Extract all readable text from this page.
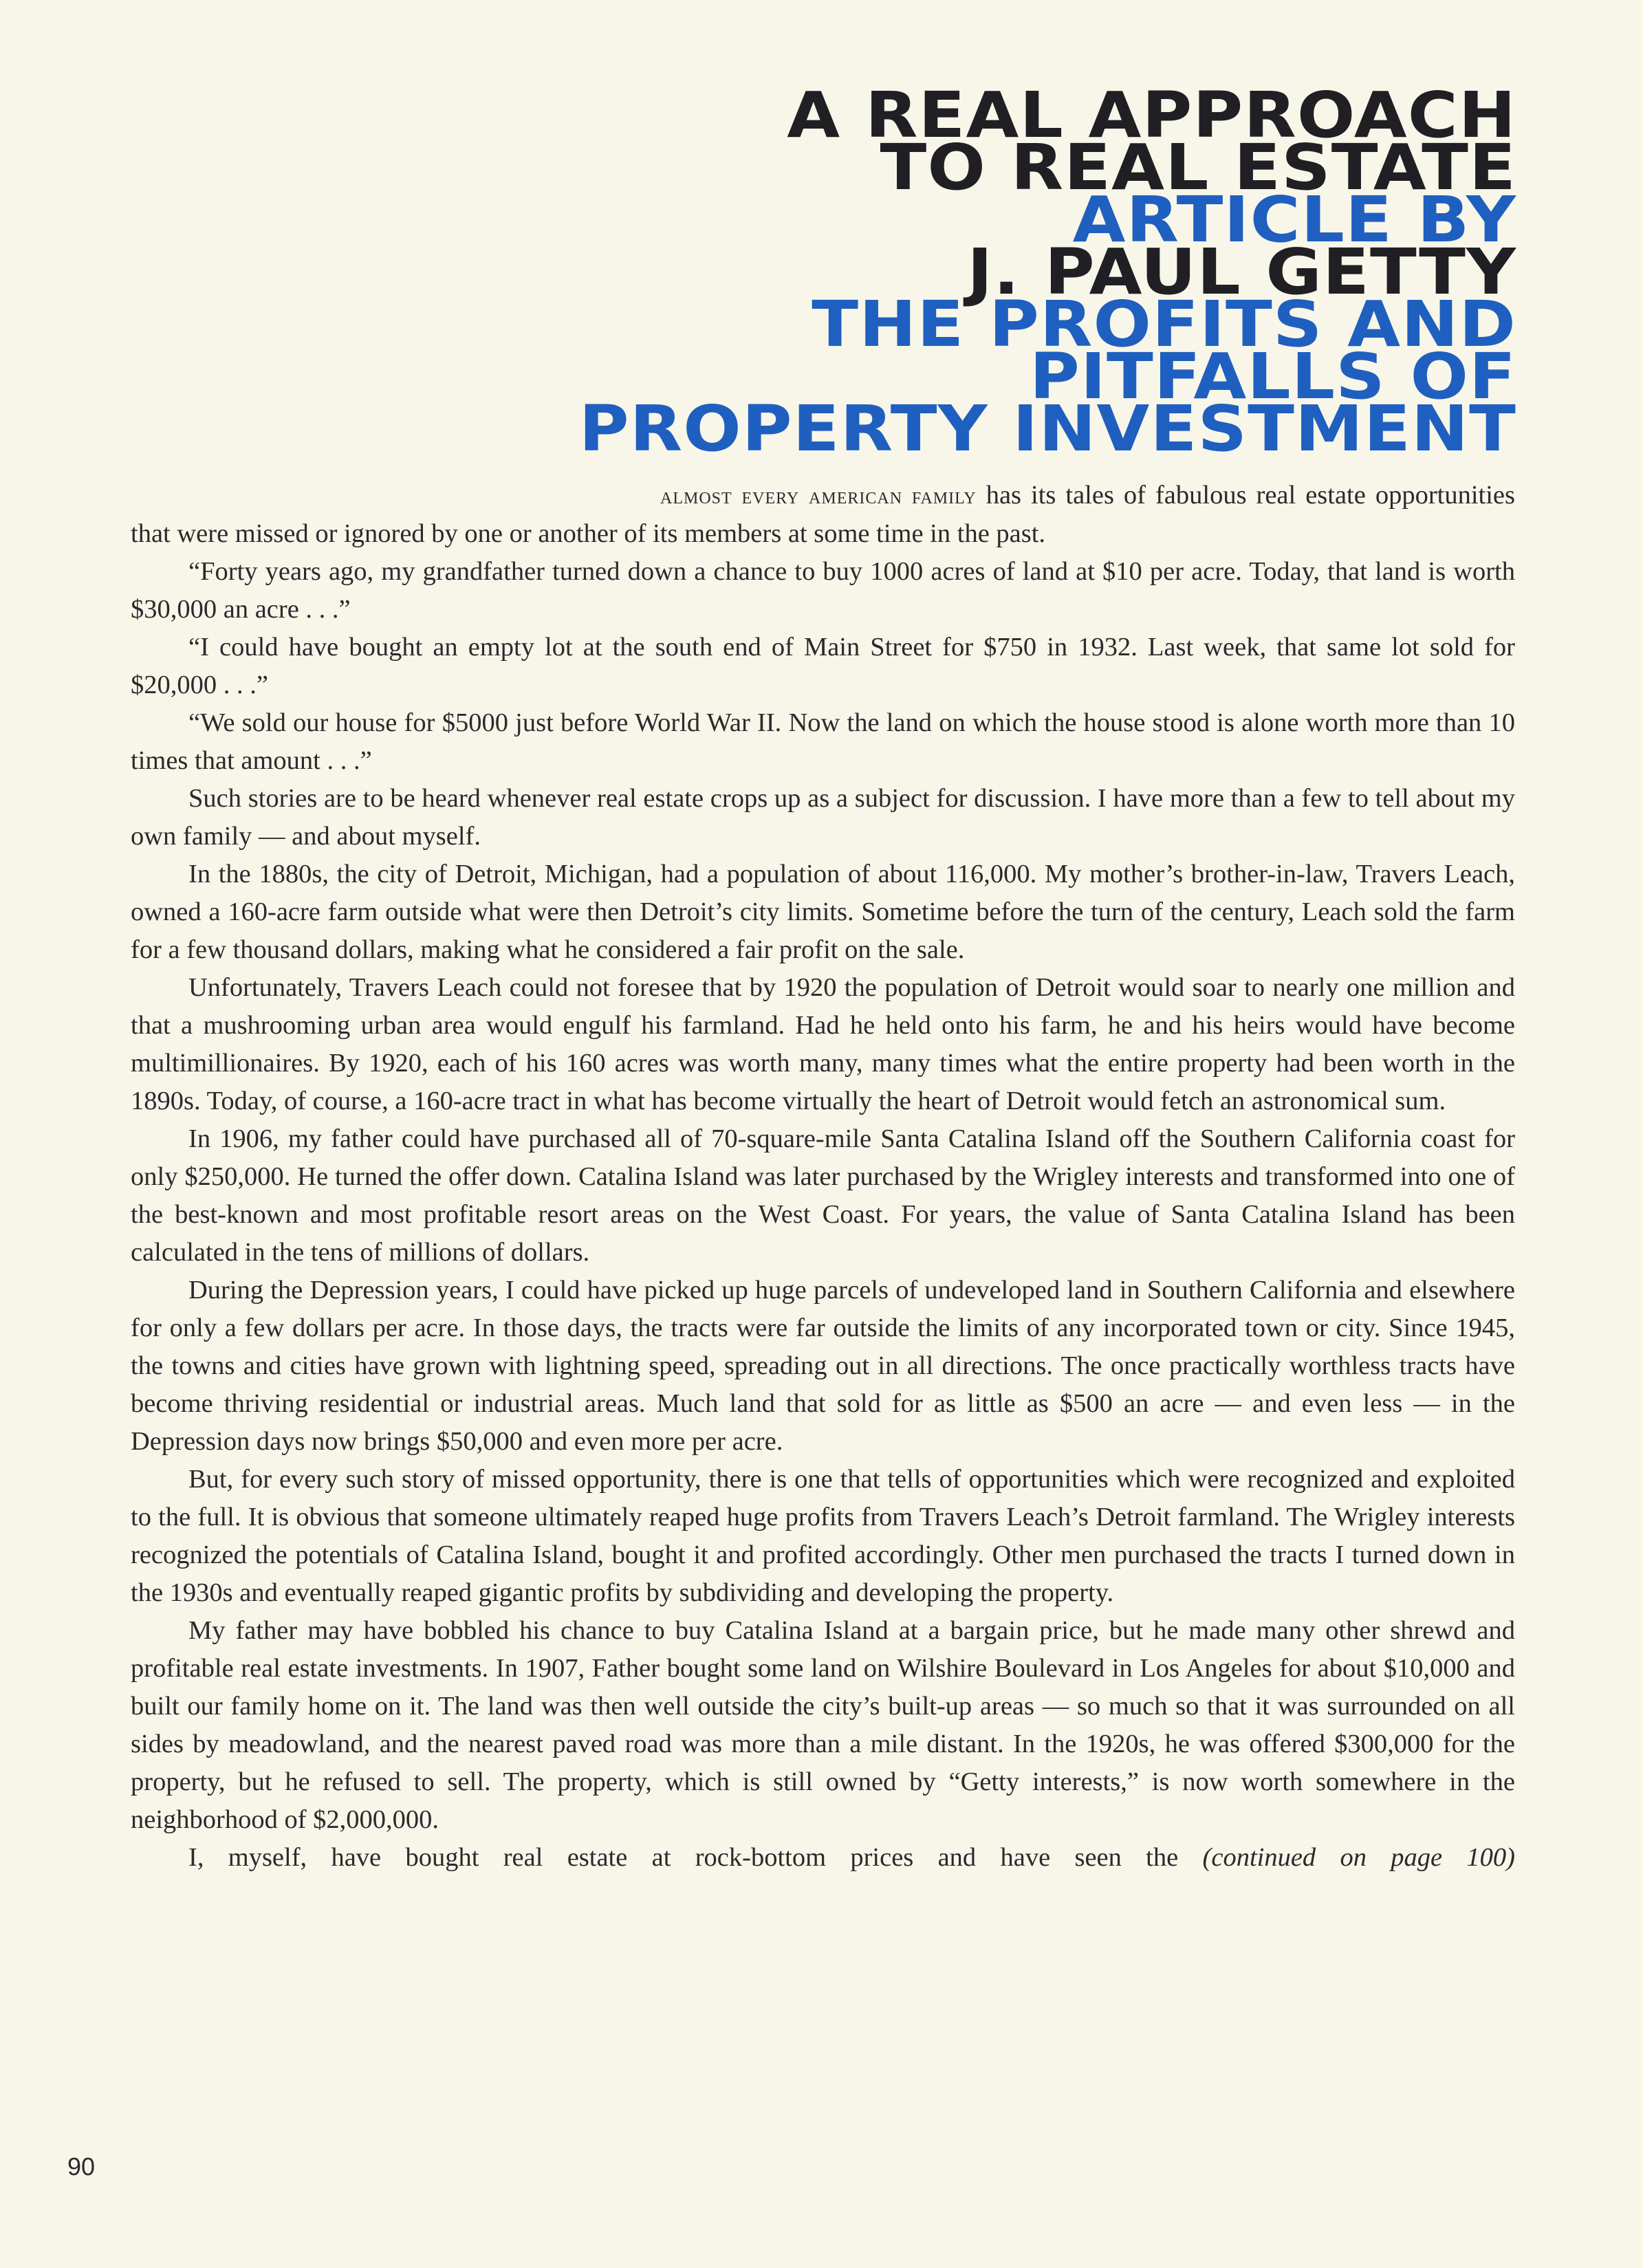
A REAL APPROACH
TO REAL ESTATE
ARTICLE BY
J. PAUL GETTY
THE PROFITS AND
PITFALLS OF
PROPERTY INVESTMENT

almost every american family has its tales of fabulous real estate opportunities that were missed or ignored by one or another of its members at some time in the past.

“Forty years ago, my grandfather turned down a chance to buy 1000 acres of land at $10 per acre. Today, that land is worth $30,000 an acre . . .”

“I could have bought an empty lot at the south end of Main Street for $750 in 1932. Last week, that same lot sold for $20,000 . . .”

“We sold our house for $5000 just before World War II. Now the land on which the house stood is alone worth more than 10 times that amount . . .”

Such stories are to be heard whenever real estate crops up as a subject for discussion. I have more than a few to tell about my own family — and about myself.

In the 1880s, the city of Detroit, Michigan, had a population of about 116,000. My mother’s brother-in-law, Travers Leach, owned a 160-acre farm outside what were then Detroit’s city limits. Sometime before the turn of the century, Leach sold the farm for a few thousand dollars, making what he considered a fair profit on the sale.

Unfortunately, Travers Leach could not foresee that by 1920 the population of Detroit would soar to nearly one million and that a mushrooming urban area would engulf his farmland. Had he held onto his farm, he and his heirs would have become multimillionaires. By 1920, each of his 160 acres was worth many, many times what the entire property had been worth in the 1890s. Today, of course, a 160-acre tract in what has become virtually the heart of Detroit would fetch an astronomical sum.

In 1906, my father could have purchased all of 70-square-mile Santa Catalina Island off the Southern California coast for only $250,000. He turned the offer down. Catalina Island was later purchased by the Wrigley interests and transformed into one of the best-known and most profitable resort areas on the West Coast. For years, the value of Santa Catalina Island has been calculated in the tens of millions of dollars.

During the Depression years, I could have picked up huge parcels of undeveloped land in Southern California and elsewhere for only a few dollars per acre. In those days, the tracts were far outside the limits of any incorporated town or city. Since 1945, the towns and cities have grown with lightning speed, spreading out in all directions. The once practically worthless tracts have become thriving residential or industrial areas. Much land that sold for as little as $500 an acre — and even less — in the Depression days now brings $50,000 and even more per acre.

But, for every such story of missed opportunity, there is one that tells of opportunities which were recognized and exploited to the full. It is obvious that someone ultimately reaped huge profits from Travers Leach’s Detroit farmland. The Wrigley interests recognized the potentials of Catalina Island, bought it and profited accordingly. Other men purchased the tracts I turned down in the 1930s and eventually reaped gigantic profits by subdividing and developing the property.

My father may have bobbled his chance to buy Catalina Island at a bargain price, but he made many other shrewd and profitable real estate investments. In 1907, Father bought some land on Wilshire Boulevard in Los Angeles for about $10,000 and built our family home on it. The land was then well outside the city’s built-up areas — so much so that it was surrounded on all sides by meadowland, and the nearest paved road was more than a mile distant. In the 1920s, he was offered $300,000 for the property, but he refused to sell. The property, which is still owned by “Getty interests,” is now worth somewhere in the neighborhood of $2,000,000.

I, myself, have bought real estate at rock-bottom prices and have seen the (continued on page 100)

90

§ **REQUIRED WORK**: Establish how many lines of the material above hold the word "before". Nothing but the count should be returned.

§ **RESULT OF THE EXERCISE**: 2